**Task details**. What lines of the data include the string "icon"? Copy them all.

**Input data**.
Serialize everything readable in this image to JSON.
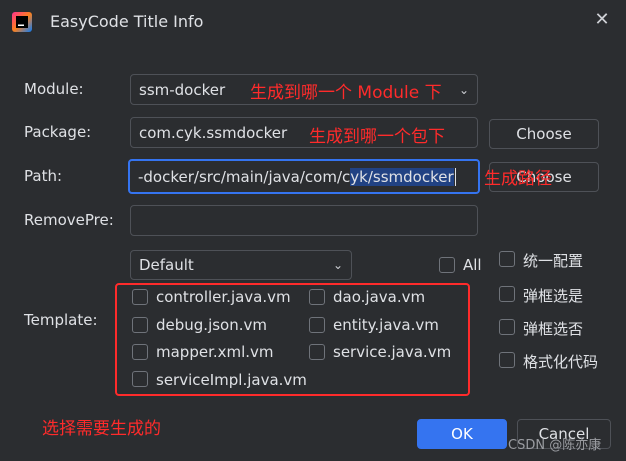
{
  "window": {
    "title": "EasyCode Title Info"
  },
  "form": {
    "module": {
      "label": "Module:",
      "value": "ssm-docker"
    },
    "package": {
      "label": "Package:",
      "value": "com.cyk.ssmdocker",
      "button": "Choose"
    },
    "path": {
      "label": "Path:",
      "value_before": "-docker/src/main/java/com/c",
      "value_selected": "yk/ssmdocker",
      "button": "Choose"
    },
    "remove_pre": {
      "label": "RemovePre:",
      "value": ""
    },
    "template": {
      "label": "Template:",
      "group_value": "Default",
      "all_label": "All",
      "items": [
        "controller.java.vm",
        "dao.java.vm",
        "debug.json.vm",
        "entity.java.vm",
        "mapper.xml.vm",
        "service.java.vm",
        "serviceImpl.java.vm"
      ]
    },
    "options": [
      "统一配置",
      "弹框选是",
      "弹框选否",
      "格式化代码"
    ]
  },
  "annotations": {
    "module": "生成到哪一个 Module 下",
    "package": "生成到哪一个包下",
    "path": "生成路径",
    "template": "选择需要生成的"
  },
  "footer": {
    "ok": "OK",
    "cancel": "Cancel",
    "watermark": "CSDN @陈亦康"
  },
  "colors": {
    "accent": "#3574f0",
    "annotation": "#ff2b2b",
    "background": "#2b2d30"
  }
}
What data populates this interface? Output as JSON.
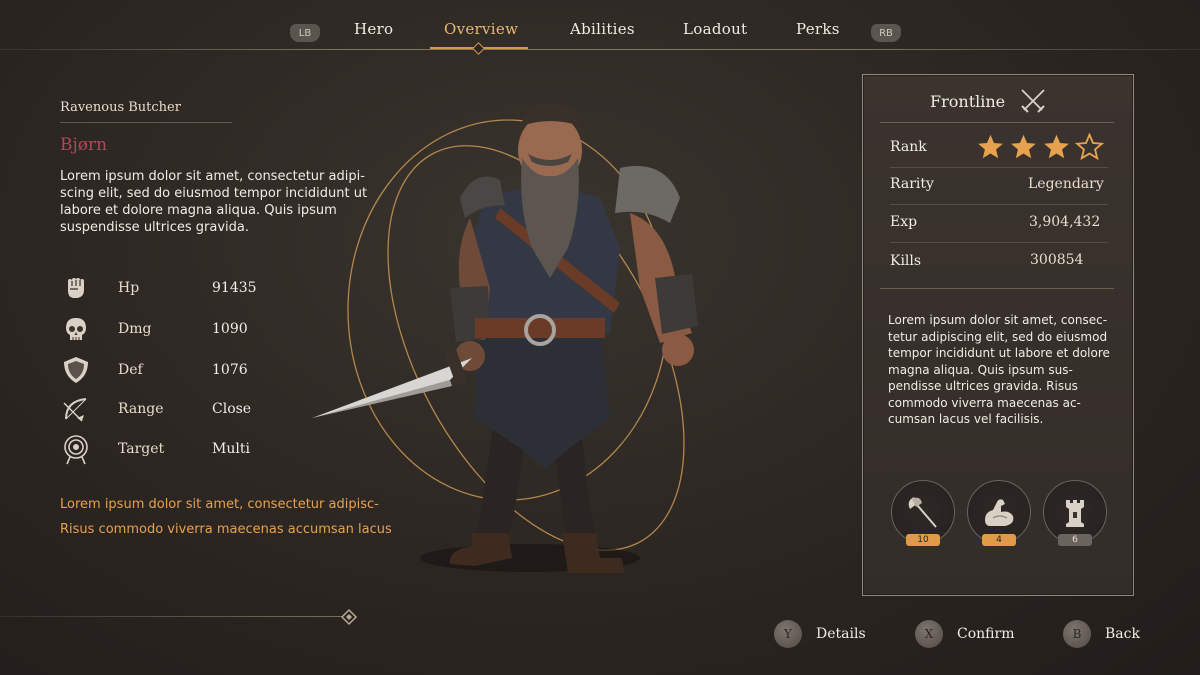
{
  "nav": {
    "lb": "LB",
    "rb": "RB",
    "tabs": [
      {
        "label": "Hero"
      },
      {
        "label": "Overview"
      },
      {
        "label": "Abilities"
      },
      {
        "label": "Loadout"
      },
      {
        "label": "Perks"
      }
    ],
    "active_tab": "Overview"
  },
  "hero": {
    "subtitle": "Ravenous Butcher",
    "name": "Bjørn",
    "description": "Lorem ipsum dolor sit amet, consectetur adipi-scing elit, sed do eiusmod tempor incididunt ut labore et dolore magna aliqua. Quis ipsum suspendisse ultrices gravida.",
    "stats": [
      {
        "icon": "fist-icon",
        "label": "Hp",
        "value": "91435"
      },
      {
        "icon": "skull-icon",
        "label": "Dmg",
        "value": "1090"
      },
      {
        "icon": "shield-icon",
        "label": "Def",
        "value": "1076"
      },
      {
        "icon": "bow-icon",
        "label": "Range",
        "value": "Close"
      },
      {
        "icon": "target-icon",
        "label": "Target",
        "value": "Multi"
      }
    ],
    "notes": [
      "Lorem ipsum dolor sit amet, consectetur adipisc-",
      "Risus commodo viverra maecenas accumsan lacus"
    ]
  },
  "panel": {
    "class_name": "Frontline",
    "class_icon": "crossed-swords-icon",
    "rank_label": "Rank",
    "rank_stars": 3,
    "rank_max": 4,
    "rarity_label": "Rarity",
    "rarity_value": "Legendary",
    "exp_label": "Exp",
    "exp_value": "3,904,432",
    "kills_label": "Kills",
    "kills_value": "300854",
    "description": "Lorem ipsum dolor sit amet, consec-tetur adipiscing elit, sed do eiusmod tempor incididunt ut labore et dolore magna aliqua. Quis ipsum sus-pendisse ultrices gravida. Risus commodo viverra maecenas ac-cumsan lacus vel facilisis.",
    "perks": [
      {
        "icon": "axe-icon",
        "count": "10",
        "badge_color": "#e09a4a"
      },
      {
        "icon": "muscle-icon",
        "count": "4",
        "badge_color": "#e09a4a"
      },
      {
        "icon": "tower-icon",
        "count": "6",
        "badge_color": "#6a645f"
      }
    ]
  },
  "actions": [
    {
      "button": "Y",
      "label": "Details"
    },
    {
      "button": "X",
      "label": "Confirm"
    },
    {
      "button": "B",
      "label": "Back"
    }
  ],
  "colors": {
    "accent": "#d99a48",
    "name": "#b0485a",
    "note": "#e7a14e",
    "background": "#2c2622"
  }
}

**Output for this task**.
        "icon": "fist-icon",
        "icon": "skull-icon",
        "icon": "shield-icon",
        "icon": "bow-icon",
        "icon": "target-icon",
    "class_icon": "crossed-swords-icon",
        "icon": "axe-icon",
        "icon": "muscle-icon",
        "icon": "tower-icon",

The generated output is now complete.